__The records__.
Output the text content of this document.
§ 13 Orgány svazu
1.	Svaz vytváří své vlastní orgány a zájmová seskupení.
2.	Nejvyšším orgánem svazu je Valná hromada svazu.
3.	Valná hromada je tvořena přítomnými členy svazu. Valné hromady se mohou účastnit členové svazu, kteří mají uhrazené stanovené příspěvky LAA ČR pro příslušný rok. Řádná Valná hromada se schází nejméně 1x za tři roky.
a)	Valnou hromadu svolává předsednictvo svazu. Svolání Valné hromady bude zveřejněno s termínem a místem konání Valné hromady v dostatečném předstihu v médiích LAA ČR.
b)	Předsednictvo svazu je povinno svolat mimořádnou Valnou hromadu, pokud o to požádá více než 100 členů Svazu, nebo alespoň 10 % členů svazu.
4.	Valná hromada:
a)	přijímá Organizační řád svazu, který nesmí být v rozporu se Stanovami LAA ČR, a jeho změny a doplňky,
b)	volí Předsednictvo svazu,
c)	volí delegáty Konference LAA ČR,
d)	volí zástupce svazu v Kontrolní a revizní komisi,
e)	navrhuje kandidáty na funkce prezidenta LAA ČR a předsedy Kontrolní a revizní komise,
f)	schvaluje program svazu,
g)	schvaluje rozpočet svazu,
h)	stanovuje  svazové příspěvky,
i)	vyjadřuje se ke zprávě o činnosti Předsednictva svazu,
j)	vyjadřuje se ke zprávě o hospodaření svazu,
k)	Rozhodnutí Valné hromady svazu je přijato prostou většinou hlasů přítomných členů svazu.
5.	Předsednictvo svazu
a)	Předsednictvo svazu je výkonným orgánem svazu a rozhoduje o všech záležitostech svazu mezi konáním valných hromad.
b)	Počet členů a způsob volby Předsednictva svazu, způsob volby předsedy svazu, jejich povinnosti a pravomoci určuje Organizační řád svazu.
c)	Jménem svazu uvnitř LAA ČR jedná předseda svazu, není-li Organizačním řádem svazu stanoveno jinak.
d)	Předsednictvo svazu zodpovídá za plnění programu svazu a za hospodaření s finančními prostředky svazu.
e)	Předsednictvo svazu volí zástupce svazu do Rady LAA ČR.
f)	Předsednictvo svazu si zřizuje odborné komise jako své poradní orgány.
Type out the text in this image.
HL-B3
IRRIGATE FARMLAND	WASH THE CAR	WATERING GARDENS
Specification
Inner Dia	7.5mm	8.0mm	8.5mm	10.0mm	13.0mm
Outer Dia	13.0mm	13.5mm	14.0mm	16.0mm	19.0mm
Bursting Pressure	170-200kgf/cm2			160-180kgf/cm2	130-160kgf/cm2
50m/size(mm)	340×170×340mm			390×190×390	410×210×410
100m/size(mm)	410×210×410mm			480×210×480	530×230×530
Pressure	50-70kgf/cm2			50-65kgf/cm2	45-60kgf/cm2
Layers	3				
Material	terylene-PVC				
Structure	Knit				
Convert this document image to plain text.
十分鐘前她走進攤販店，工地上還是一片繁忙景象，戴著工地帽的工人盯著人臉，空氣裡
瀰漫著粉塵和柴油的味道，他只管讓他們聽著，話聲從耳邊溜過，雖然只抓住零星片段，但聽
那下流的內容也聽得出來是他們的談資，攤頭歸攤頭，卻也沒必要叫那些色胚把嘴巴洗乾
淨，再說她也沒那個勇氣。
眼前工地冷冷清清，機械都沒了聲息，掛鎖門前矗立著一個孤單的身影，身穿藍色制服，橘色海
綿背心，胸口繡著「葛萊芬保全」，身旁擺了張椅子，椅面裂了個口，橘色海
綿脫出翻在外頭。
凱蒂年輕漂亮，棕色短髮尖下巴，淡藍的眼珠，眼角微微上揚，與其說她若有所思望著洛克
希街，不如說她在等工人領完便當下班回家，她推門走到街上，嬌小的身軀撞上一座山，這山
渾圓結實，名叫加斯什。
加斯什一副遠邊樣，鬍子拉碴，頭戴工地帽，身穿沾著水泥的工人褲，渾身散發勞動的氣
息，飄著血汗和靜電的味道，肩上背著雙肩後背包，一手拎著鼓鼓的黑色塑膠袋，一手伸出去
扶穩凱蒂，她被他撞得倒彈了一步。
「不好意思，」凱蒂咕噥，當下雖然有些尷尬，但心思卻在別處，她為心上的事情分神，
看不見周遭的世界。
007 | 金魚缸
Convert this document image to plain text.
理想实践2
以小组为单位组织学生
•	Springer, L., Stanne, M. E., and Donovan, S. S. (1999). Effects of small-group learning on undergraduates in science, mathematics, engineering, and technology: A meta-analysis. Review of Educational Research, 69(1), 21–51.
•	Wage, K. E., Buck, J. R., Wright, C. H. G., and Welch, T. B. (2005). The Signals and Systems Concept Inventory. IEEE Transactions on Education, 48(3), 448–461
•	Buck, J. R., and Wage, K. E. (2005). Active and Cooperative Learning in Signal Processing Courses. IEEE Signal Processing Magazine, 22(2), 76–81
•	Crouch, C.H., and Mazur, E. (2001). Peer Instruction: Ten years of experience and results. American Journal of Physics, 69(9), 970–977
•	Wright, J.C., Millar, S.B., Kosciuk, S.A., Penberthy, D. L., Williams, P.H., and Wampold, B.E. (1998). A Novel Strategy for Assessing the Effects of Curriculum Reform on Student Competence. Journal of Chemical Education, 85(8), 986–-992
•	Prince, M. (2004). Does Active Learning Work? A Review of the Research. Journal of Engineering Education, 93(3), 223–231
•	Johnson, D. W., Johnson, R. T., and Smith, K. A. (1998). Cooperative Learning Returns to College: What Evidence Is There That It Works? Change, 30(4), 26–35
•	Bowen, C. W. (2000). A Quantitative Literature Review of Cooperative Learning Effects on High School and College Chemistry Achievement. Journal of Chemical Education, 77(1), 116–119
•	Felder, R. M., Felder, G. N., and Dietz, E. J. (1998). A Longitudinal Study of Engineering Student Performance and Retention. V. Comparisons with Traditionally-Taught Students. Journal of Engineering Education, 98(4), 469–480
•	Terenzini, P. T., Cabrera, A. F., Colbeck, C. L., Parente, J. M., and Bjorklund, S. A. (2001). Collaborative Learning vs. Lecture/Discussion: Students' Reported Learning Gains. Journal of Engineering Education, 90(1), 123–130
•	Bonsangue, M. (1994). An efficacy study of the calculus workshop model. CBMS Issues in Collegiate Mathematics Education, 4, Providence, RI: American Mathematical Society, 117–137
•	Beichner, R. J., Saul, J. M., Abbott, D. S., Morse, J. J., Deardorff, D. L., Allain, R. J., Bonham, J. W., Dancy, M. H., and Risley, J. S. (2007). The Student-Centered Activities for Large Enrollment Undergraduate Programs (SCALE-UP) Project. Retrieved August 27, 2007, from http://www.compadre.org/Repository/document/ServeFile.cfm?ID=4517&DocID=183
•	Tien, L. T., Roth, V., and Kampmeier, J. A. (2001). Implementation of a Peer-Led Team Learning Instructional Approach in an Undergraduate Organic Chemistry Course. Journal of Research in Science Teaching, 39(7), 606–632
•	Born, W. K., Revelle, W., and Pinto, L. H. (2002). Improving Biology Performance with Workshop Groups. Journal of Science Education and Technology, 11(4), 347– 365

__Short exercise__. Where a line in the material contains "Wright", copy that line.

__Solution to the exercise__.
•	Wage, K. E., Buck, J. R., Wright, C. H. G., and Welch, T. B. (2005). The Signals and Systems Concept Inventory. IEEE Transactions on Education, 48(3), 448–461
•	Wright, J.C., Millar, S.B., Kosciuk, S.A., Penberthy, D. L., Williams, P.H., and Wampold, B.E. (1998). A Novel Strategy for Assessing the Effects of Curriculum Reform on Student Competence. Journal of Chemical Education, 85(8), 986–-992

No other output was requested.